> _Task instructions_
Check every line of the material below for the string "veicolo", and return the ones that have it.

[Saved entries]
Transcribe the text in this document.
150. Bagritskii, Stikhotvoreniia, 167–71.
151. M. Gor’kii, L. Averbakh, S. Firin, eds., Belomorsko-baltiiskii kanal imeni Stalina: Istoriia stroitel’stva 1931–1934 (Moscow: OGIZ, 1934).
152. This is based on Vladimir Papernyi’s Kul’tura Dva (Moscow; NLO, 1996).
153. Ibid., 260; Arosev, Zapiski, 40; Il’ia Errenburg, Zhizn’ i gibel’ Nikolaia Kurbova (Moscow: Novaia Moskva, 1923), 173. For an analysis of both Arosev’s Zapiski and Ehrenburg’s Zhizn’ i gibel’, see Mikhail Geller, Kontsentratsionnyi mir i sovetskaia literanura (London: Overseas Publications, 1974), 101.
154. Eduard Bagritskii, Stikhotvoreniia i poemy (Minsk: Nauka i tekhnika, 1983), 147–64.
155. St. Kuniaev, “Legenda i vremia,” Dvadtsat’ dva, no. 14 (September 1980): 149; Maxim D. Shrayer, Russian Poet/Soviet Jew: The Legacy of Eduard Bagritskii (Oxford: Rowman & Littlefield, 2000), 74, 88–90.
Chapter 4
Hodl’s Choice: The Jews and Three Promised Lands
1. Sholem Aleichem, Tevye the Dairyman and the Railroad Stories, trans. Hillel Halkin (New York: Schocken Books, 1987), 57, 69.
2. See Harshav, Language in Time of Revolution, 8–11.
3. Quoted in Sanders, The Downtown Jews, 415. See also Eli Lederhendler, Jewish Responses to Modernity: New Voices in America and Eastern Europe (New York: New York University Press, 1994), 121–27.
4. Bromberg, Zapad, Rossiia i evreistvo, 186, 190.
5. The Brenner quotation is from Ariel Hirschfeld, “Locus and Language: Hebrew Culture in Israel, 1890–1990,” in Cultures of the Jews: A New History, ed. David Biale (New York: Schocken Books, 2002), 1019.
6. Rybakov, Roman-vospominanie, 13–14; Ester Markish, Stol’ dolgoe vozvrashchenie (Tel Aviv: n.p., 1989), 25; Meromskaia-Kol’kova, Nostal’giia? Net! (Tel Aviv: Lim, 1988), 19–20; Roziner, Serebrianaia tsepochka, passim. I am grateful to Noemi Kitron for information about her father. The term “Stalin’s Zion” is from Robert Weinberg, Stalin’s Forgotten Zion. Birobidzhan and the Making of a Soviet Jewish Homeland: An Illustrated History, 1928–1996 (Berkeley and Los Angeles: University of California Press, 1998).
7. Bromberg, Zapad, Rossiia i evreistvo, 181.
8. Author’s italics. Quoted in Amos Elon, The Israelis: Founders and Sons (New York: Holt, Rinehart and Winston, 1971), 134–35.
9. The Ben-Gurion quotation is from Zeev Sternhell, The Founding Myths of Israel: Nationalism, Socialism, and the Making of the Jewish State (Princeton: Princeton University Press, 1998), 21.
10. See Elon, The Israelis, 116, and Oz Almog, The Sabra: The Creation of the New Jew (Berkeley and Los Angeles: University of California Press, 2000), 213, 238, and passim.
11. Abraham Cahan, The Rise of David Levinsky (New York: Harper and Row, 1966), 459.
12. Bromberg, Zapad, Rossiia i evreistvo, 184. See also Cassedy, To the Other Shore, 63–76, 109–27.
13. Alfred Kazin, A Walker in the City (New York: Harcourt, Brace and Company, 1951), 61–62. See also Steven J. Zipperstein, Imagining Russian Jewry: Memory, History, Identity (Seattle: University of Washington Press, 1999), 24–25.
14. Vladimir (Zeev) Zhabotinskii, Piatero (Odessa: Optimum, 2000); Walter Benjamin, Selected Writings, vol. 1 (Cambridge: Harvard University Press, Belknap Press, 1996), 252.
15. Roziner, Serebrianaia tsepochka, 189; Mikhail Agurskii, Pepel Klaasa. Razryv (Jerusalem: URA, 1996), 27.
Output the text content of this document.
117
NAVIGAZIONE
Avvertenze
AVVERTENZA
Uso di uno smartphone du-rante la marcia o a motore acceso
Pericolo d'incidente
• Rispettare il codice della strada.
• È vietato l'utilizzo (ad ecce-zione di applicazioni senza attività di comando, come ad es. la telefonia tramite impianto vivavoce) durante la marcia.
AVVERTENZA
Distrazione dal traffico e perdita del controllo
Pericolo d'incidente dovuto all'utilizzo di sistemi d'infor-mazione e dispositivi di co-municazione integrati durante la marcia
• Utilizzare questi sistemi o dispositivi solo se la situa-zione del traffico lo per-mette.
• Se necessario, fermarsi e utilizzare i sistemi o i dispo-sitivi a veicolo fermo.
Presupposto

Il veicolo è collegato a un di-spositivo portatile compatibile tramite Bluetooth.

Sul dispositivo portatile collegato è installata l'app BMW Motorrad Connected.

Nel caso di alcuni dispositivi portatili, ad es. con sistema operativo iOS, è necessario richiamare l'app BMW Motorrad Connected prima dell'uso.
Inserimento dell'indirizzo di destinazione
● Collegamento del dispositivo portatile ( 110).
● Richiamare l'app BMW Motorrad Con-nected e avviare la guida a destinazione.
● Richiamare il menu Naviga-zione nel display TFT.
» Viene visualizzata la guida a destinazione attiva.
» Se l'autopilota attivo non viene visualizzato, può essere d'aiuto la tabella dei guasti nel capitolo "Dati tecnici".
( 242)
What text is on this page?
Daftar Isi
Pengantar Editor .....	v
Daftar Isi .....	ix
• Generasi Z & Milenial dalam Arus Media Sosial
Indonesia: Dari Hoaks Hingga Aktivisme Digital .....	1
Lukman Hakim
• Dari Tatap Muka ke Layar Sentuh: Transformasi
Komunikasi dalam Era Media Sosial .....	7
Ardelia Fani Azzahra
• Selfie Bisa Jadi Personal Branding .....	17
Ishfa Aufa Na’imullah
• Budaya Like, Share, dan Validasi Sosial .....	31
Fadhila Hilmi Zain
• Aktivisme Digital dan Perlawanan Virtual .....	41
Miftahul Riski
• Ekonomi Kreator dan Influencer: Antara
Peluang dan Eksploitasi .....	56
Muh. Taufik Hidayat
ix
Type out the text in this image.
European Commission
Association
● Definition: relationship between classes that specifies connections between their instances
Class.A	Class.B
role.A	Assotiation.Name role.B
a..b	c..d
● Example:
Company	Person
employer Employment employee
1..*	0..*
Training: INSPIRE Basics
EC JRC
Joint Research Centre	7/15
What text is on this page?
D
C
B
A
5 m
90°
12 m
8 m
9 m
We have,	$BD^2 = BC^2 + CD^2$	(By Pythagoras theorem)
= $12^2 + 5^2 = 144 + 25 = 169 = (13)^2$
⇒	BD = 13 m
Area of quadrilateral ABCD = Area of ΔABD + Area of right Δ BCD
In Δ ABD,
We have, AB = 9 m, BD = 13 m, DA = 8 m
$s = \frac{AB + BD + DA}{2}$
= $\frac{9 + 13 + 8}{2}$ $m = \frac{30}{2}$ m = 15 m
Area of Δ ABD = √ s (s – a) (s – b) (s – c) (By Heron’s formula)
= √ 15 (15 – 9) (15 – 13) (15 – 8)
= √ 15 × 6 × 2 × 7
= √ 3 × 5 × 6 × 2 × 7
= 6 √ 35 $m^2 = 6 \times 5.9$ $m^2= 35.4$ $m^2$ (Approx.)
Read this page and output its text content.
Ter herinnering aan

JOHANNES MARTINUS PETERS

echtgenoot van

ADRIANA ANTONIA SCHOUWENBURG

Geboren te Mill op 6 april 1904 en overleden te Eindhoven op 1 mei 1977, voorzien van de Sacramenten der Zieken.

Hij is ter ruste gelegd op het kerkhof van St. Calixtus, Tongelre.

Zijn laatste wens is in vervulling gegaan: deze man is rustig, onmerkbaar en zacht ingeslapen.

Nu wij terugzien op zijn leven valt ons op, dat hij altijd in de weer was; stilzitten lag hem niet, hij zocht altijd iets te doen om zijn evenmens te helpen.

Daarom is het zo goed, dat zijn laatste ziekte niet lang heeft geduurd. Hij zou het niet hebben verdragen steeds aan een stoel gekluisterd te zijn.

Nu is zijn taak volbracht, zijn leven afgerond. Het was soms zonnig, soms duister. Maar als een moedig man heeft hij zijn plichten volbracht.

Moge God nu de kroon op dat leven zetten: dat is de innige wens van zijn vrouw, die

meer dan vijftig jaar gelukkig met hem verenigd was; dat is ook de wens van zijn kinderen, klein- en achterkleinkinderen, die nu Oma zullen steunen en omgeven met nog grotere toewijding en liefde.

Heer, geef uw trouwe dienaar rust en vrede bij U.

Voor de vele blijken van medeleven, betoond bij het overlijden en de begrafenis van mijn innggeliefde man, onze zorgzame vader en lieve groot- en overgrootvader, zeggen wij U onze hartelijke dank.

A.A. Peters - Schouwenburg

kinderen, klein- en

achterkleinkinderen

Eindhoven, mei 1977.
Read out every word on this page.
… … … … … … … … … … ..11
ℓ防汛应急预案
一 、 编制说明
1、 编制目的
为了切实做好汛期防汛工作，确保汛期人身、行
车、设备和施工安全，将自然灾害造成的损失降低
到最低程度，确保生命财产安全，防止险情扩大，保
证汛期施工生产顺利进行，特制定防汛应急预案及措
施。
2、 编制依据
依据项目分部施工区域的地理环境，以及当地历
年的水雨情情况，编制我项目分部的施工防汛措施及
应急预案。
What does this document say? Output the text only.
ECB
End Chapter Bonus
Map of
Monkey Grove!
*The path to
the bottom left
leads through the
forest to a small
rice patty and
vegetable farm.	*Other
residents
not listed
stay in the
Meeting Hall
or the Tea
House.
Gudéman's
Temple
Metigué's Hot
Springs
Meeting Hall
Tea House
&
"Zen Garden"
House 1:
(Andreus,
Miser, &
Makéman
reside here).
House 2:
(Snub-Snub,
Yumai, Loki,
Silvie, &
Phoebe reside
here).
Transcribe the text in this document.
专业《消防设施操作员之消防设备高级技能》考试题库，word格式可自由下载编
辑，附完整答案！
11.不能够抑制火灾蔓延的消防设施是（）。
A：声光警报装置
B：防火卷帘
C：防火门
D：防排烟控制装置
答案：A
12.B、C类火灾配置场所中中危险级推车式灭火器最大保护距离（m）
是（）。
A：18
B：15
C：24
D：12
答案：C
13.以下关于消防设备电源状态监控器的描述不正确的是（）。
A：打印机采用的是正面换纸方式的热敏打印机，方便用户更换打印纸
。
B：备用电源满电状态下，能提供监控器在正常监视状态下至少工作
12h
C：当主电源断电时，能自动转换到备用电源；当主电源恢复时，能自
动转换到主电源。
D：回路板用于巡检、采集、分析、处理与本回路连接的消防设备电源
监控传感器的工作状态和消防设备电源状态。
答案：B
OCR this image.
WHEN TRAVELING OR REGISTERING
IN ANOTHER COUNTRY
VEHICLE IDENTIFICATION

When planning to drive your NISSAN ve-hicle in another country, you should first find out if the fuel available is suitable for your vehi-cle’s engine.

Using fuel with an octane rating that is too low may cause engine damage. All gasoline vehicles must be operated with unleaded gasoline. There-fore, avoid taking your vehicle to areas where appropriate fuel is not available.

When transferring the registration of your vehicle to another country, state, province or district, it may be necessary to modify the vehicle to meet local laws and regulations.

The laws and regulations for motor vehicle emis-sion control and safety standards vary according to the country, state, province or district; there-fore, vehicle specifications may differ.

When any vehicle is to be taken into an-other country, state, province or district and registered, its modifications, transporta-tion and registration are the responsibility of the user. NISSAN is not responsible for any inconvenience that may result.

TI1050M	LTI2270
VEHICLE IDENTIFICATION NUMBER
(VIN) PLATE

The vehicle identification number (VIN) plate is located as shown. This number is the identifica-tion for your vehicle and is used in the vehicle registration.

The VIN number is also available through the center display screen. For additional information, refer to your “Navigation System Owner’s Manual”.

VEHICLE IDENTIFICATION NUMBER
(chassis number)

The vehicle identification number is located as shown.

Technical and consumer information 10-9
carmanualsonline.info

> _Final answer_
• Se necessario, fermarsi e utilizzare i sistemi o i dispo-sitivi a veicolo fermo.
Il veicolo è collegato a un di-spositivo portatile compatibile tramite Bluetooth.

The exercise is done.